#### [Goal]
Write out each line in which the string "frac" is present.
===== Excerpted records
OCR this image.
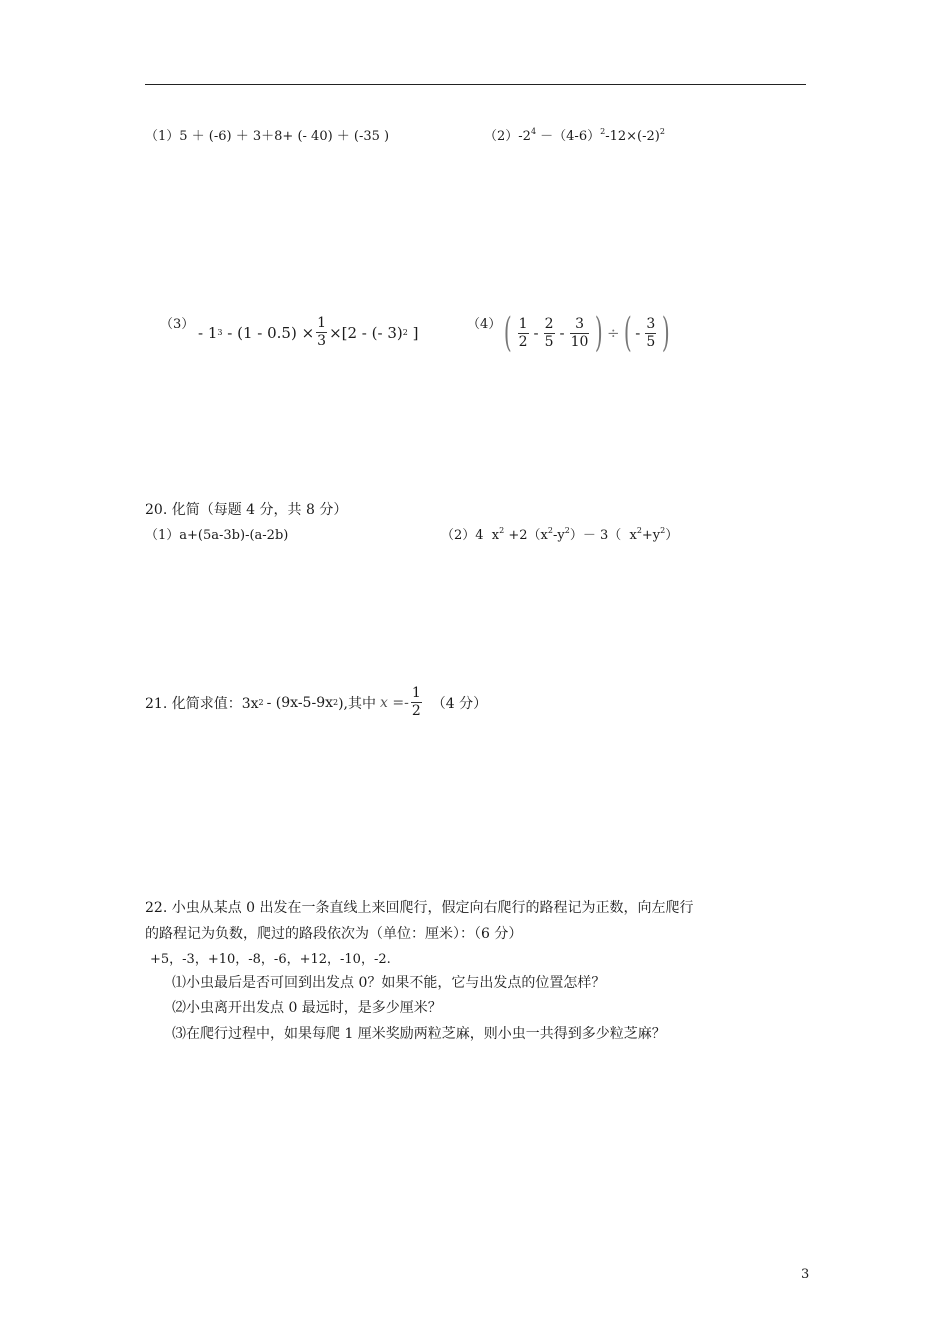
（1）5 ＋ (-6) ＋ 3＋8+ (- 40) ＋ (-35 )	$(2)-2^4 -(4-6)^2-12\times(-2)^2$
（3） - 1 $3 - (1 - 0.5) \times \frac{1}{3} \times[2$ - (- 3) 2 ]	（4） ( $\frac{1}{2} - \frac{2}{5} - \frac{3}{10}$ ) ÷ ( - $\frac{3}{5}$ )
20. 化简（每题 4 分，共 8 分）
（1）a+(5a-3b)-(a-2b)	（2）4  $x^2 +2(x^2-y^2)- 3$（  $x^2+y^2$）
21. 化简求值：3x 2 - (9x-5-9x 2 ),其中 $x =- \frac{1}{2} (4$ 分）
22. 小虫从某点 0 出发在一条直线上来回爬行，假定向右爬行的路程记为正数，向左爬行
的路程记为负数，爬过的路段依次为（单位：厘米）：（6 分）
+5，-3，+10，-8，-6，+12，-10，-2.
⑴小虫最后是否可回到出发点 0？如果不能，它与出发点的位置怎样？
⑵小虫离开出发点 0 最远时，是多少厘米？
⑶在爬行过程中，如果每爬 1 厘米奖励两粒芝麻，则小虫一共得到多少粒芝麻？
3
==========
#### [Complete response]
（3） - 1 $3 - (1 - 0.5) \times \frac{1}{3} \times[2$ - (- 3) 2 ]	（4） ( $\frac{1}{2} - \frac{2}{5} - \frac{3}{10}$ ) ÷ ( - $\frac{3}{5}$ )
21. 化简求值：3x 2 - (9x-5-9x 2 ),其中 $x =- \frac{1}{2} (4$ 分）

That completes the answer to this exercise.